# Stored items
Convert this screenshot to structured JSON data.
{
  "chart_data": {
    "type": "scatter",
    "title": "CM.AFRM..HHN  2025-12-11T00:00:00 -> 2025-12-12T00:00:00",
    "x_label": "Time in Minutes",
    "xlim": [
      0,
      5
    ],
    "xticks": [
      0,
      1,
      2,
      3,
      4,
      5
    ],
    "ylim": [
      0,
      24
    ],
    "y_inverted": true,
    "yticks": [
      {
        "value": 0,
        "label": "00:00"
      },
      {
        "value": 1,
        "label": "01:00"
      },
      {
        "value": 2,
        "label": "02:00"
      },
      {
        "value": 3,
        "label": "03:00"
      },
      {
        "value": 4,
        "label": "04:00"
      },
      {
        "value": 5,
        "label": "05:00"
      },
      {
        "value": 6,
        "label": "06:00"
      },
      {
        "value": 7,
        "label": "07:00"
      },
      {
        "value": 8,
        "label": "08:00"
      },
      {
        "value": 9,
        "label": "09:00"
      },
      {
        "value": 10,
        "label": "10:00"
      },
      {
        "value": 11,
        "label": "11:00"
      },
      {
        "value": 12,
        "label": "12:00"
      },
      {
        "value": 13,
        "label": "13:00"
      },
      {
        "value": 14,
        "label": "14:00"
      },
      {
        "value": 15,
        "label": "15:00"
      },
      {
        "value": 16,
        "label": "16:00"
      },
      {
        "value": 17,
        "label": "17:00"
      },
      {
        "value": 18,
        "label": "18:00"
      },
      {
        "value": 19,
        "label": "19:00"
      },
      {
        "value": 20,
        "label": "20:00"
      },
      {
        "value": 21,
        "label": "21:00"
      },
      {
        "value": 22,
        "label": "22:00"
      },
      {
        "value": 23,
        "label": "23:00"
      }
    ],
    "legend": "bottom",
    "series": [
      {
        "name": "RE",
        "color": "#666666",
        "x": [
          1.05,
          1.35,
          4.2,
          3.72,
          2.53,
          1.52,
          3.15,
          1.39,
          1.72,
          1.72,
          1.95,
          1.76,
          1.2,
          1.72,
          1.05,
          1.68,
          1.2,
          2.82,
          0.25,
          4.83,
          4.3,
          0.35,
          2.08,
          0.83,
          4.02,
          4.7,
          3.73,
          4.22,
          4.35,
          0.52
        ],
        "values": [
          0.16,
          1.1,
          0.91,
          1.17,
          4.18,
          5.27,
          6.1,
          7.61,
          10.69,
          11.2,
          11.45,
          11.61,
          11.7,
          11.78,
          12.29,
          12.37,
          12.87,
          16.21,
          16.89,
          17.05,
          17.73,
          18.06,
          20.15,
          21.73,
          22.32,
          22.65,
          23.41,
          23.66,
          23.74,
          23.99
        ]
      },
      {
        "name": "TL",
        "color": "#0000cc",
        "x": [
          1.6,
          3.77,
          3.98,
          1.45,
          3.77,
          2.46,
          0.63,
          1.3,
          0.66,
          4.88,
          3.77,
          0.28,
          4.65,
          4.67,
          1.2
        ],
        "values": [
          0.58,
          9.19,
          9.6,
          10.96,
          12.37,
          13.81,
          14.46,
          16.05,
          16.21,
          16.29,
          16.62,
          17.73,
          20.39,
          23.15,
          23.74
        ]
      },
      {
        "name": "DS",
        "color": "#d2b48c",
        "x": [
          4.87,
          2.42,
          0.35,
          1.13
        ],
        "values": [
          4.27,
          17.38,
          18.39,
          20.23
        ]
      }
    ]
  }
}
* * *
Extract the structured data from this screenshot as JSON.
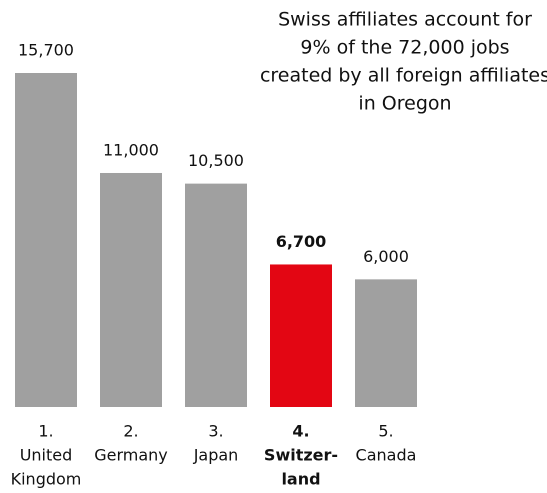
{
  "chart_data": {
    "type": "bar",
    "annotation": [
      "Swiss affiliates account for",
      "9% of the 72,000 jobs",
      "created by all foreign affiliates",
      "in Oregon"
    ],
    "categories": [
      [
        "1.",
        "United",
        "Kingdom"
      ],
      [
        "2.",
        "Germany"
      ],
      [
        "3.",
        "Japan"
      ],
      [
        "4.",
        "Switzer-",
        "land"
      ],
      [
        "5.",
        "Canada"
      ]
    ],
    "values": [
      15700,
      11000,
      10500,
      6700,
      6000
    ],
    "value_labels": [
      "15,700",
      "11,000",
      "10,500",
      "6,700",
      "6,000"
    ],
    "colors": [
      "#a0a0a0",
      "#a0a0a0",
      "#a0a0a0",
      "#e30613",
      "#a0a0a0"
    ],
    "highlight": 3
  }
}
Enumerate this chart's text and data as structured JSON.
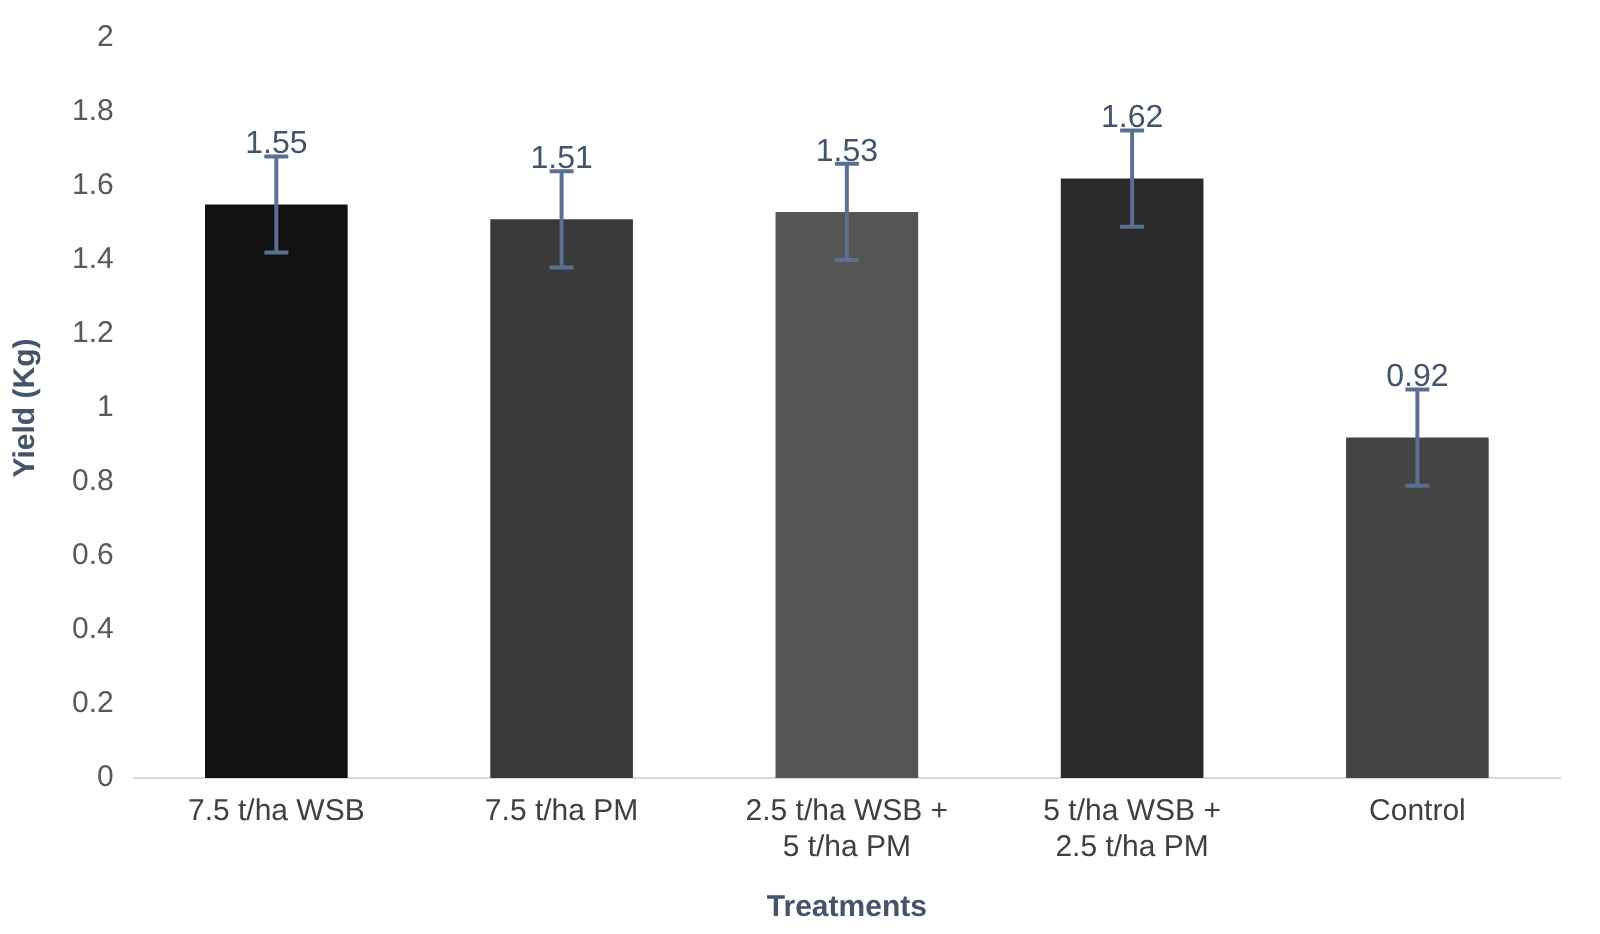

# EXERCISE PROMPT
Establish how many lines of the records contain the string "affiliates" and state that number without elaboration.

# COMPLETE ANSWER
2